Your goal -> Report every line from the material that contains the word "Precio".

Given records ->
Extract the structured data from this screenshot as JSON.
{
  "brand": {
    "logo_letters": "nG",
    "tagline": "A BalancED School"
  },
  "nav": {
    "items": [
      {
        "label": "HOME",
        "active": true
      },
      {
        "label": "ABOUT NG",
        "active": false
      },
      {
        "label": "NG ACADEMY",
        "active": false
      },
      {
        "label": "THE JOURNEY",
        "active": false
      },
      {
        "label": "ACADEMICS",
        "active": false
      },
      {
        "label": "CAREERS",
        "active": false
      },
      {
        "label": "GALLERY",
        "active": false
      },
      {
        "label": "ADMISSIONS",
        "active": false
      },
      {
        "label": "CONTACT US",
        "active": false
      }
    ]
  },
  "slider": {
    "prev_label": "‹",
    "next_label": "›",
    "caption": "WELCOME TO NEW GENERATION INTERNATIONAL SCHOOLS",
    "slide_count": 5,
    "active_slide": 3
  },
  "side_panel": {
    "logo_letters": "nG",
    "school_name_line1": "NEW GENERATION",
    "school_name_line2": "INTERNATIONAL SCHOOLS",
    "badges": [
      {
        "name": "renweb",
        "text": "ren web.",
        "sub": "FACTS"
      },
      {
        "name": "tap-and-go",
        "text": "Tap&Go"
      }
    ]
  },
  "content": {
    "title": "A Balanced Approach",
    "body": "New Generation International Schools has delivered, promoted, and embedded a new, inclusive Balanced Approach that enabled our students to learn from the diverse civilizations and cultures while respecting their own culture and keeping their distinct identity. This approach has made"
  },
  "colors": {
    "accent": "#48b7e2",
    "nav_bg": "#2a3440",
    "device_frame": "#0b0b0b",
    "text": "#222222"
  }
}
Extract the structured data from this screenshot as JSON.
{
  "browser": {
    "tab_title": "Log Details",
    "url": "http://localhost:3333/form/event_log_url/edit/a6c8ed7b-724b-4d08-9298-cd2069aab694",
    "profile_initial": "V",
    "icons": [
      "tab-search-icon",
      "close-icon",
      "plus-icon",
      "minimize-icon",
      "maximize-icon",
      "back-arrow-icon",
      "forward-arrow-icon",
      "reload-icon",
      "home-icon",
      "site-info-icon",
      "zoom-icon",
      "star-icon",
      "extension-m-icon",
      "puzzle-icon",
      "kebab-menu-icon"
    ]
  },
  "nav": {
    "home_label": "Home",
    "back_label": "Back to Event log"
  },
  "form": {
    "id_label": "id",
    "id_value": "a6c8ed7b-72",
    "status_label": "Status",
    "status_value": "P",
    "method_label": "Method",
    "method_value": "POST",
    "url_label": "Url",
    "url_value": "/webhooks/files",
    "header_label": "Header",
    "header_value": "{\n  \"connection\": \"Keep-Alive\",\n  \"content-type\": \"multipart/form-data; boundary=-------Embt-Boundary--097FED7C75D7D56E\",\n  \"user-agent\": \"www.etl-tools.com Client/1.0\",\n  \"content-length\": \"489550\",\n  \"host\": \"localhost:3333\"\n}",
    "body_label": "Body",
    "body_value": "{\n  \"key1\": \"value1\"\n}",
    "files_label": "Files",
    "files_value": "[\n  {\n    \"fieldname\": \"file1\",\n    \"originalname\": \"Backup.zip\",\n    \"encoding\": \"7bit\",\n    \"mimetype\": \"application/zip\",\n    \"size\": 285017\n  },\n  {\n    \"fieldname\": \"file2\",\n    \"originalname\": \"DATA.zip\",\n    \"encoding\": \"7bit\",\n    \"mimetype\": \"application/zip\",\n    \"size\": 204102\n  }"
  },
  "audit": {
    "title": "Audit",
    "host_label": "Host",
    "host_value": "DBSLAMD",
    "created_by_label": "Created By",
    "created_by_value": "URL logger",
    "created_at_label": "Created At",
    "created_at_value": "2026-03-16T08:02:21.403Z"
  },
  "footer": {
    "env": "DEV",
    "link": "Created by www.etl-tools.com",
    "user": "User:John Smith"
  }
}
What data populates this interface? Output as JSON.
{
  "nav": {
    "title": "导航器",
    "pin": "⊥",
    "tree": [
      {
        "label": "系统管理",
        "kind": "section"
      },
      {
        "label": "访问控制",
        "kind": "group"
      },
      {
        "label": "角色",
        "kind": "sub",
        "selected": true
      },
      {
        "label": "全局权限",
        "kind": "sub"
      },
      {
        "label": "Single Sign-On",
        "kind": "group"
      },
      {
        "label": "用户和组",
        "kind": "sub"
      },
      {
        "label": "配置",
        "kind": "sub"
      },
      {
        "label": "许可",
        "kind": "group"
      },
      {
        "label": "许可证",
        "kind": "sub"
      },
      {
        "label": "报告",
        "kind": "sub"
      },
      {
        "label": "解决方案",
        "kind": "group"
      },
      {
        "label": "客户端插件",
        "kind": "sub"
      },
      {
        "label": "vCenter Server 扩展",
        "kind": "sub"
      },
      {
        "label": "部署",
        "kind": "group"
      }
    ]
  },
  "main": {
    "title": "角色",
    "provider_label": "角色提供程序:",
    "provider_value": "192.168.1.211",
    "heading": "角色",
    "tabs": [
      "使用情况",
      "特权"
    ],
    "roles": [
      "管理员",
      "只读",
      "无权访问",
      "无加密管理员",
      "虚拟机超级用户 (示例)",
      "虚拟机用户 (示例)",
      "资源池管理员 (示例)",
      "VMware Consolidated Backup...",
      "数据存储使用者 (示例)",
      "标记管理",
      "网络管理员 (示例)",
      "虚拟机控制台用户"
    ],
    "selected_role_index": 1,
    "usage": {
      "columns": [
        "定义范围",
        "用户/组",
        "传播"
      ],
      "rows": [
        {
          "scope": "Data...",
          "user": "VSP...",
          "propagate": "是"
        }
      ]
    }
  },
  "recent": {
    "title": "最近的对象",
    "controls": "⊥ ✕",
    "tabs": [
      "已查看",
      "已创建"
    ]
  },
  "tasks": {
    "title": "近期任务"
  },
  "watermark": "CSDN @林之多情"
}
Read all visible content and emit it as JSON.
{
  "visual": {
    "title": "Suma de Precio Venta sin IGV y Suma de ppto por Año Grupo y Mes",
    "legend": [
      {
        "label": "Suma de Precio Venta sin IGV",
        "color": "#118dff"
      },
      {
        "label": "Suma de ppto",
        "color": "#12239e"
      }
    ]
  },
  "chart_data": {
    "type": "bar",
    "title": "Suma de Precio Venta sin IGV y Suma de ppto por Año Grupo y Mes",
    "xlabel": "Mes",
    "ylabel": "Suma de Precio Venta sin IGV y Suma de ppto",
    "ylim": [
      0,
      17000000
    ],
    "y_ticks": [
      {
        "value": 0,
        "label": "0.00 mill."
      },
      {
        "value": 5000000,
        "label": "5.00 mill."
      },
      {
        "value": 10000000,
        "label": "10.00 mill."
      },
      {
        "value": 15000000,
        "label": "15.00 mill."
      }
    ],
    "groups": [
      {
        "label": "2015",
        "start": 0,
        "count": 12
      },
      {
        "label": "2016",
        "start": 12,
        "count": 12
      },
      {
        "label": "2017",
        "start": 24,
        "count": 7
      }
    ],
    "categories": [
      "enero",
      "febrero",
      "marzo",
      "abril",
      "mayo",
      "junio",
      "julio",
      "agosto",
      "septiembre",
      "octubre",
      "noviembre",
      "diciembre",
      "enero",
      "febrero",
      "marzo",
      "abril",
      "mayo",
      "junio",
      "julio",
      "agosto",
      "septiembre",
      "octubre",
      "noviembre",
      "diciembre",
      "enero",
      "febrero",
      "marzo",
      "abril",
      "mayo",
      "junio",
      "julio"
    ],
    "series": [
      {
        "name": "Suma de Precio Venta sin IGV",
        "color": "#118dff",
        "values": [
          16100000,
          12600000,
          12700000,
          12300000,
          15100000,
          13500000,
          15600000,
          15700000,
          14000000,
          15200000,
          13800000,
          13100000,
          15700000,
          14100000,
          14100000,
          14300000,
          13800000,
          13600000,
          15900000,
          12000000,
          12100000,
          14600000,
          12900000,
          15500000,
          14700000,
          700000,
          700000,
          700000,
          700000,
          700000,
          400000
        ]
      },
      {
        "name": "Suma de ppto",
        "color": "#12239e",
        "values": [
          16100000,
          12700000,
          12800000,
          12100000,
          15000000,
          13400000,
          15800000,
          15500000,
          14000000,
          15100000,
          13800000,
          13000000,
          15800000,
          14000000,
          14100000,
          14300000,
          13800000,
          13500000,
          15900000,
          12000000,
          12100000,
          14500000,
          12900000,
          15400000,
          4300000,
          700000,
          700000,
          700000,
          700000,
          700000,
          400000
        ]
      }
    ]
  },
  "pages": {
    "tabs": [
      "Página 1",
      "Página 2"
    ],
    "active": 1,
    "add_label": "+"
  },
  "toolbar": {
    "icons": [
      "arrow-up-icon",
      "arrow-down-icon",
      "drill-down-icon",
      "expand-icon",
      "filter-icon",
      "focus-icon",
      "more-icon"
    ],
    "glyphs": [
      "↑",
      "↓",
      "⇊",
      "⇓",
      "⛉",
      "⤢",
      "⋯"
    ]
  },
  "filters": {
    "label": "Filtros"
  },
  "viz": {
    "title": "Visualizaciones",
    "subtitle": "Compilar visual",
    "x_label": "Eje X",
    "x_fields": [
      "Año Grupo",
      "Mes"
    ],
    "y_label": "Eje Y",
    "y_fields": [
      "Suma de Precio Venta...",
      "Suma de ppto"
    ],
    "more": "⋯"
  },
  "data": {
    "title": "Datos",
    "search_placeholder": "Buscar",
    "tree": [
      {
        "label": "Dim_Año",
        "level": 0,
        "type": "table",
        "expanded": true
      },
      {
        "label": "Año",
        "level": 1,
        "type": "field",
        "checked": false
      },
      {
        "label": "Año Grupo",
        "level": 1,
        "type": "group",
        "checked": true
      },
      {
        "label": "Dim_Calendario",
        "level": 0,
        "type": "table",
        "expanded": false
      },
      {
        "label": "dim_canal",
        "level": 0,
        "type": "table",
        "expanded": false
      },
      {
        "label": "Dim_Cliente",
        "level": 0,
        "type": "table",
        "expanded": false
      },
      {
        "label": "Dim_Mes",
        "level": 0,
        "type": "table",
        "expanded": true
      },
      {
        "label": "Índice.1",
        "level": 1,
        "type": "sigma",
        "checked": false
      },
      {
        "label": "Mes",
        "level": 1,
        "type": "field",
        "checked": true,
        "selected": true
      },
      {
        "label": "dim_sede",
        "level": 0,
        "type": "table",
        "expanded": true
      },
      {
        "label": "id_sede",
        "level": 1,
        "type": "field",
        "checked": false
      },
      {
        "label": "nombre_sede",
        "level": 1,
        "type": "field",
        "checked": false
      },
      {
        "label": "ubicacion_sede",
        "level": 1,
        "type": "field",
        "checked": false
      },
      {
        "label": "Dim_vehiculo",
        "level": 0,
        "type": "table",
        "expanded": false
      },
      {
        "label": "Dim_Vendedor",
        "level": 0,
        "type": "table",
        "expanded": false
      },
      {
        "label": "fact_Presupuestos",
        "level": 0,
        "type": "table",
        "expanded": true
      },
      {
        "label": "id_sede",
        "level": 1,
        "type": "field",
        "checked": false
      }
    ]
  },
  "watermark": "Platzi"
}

Full response ->
    "title": "Suma de Precio Venta sin IGV y Suma de ppto por Año Grupo y Mes",
        "label": "Suma de Precio Venta sin IGV",
    "title": "Suma de Precio Venta sin IGV y Suma de ppto por Año Grupo y Mes",
    "ylabel": "Suma de Precio Venta sin IGV y Suma de ppto",
        "name": "Suma de Precio Venta sin IGV",
      "Suma de Precio Venta...",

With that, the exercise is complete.